--- Objective ---
Write out each of the following rows verbatim, leaving every word and figure unchanged.

--- Exercise material ---
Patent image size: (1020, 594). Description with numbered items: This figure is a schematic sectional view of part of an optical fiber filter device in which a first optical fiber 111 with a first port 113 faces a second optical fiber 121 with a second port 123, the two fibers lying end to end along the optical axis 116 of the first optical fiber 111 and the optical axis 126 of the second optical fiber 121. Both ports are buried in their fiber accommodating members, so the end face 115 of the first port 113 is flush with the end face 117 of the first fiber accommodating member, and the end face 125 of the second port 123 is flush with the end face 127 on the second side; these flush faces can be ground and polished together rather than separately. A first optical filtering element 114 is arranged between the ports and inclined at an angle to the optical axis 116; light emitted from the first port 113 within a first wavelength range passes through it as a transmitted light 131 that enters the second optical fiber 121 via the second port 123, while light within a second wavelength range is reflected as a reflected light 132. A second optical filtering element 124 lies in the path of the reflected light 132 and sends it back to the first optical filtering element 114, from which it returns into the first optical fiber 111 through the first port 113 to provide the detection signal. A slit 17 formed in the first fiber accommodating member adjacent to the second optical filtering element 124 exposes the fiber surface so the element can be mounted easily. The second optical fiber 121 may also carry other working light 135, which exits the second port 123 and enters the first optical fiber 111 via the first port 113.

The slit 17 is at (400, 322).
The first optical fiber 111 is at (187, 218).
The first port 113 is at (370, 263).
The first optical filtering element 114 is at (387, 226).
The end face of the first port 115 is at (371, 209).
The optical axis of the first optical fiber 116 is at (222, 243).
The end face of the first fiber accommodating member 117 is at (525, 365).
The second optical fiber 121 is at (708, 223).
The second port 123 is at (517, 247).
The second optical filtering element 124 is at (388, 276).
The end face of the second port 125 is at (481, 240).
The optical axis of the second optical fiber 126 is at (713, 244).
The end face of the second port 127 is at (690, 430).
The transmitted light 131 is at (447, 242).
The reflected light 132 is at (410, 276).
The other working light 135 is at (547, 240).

--- Finished exercise ---
Patent image size: (1020, 594). Description with numbered items: This figure is a schematic sectional view of part of an optical fiber filter device in which a first optical fiber 111 with a first port 113 faces a second optical fiber 121 with a second port 123, the two fibers lying end to end along the optical axis 116 of the first optical fiber 111 and the optical axis 126 of the second optical fiber 121. Both ports are buried in their fiber accommodating members, so the end face 115 of the first port 113 is flush with the end face 117 of the first fiber accommodating member, and the end face 125 of the second port 123 is flush with the end face 127 on the second side; these flush faces can be ground and polished together rather than separately. A first optical filtering element 114 is arranged between the ports and inclined at an angle to the optical axis 116; light emitted from the first port 113 within a first wavelength range passes through it as a transmitted light 131 that enters the second optical fiber 121 via the second port 123, while light within a second wavelength range is reflected as a reflected light 132. A second optical filtering element 124 lies in the path of the reflected light 132 and sends it back to the first optical filtering element 114, from which it returns into the first optical fiber 111 through the first port 113 to provide the detection signal. A slit 17 formed in the first fiber accommodating member adjacent to the second optical filtering element 124 exposes the fiber surface so the element can be mounted easily. The second optical fiber 121 may also carry other working light 135, which exits the second port 123 and enters the first optical fiber 111 via the first port 113.

The slit 17 is at (400, 322).
The first optical fiber 111 is at (187, 218).
The first port 113 is at (370, 263).
The first optical filtering element 114 is at (387, 226).
The end face of the first port 115 is at (371, 209).
The optical axis of the first optical fiber 116 is at (222, 243).
The end face of the first fiber accommodating member 117 is at (525, 365).
The second optical fiber 121 is at (708, 223).
The second port 123 is at (517, 247).
The second optical filtering element 124 is at (388, 276).
The end face of the second port 125 is at (481, 240).
The optical axis of the second optical fiber 126 is at (713, 244).
The end face of the second port 127 is at (690, 430).
The transmitted light 131 is at (447, 242).
The reflected light 132 is at (410, 276).
The other working light 135 is at (547, 240).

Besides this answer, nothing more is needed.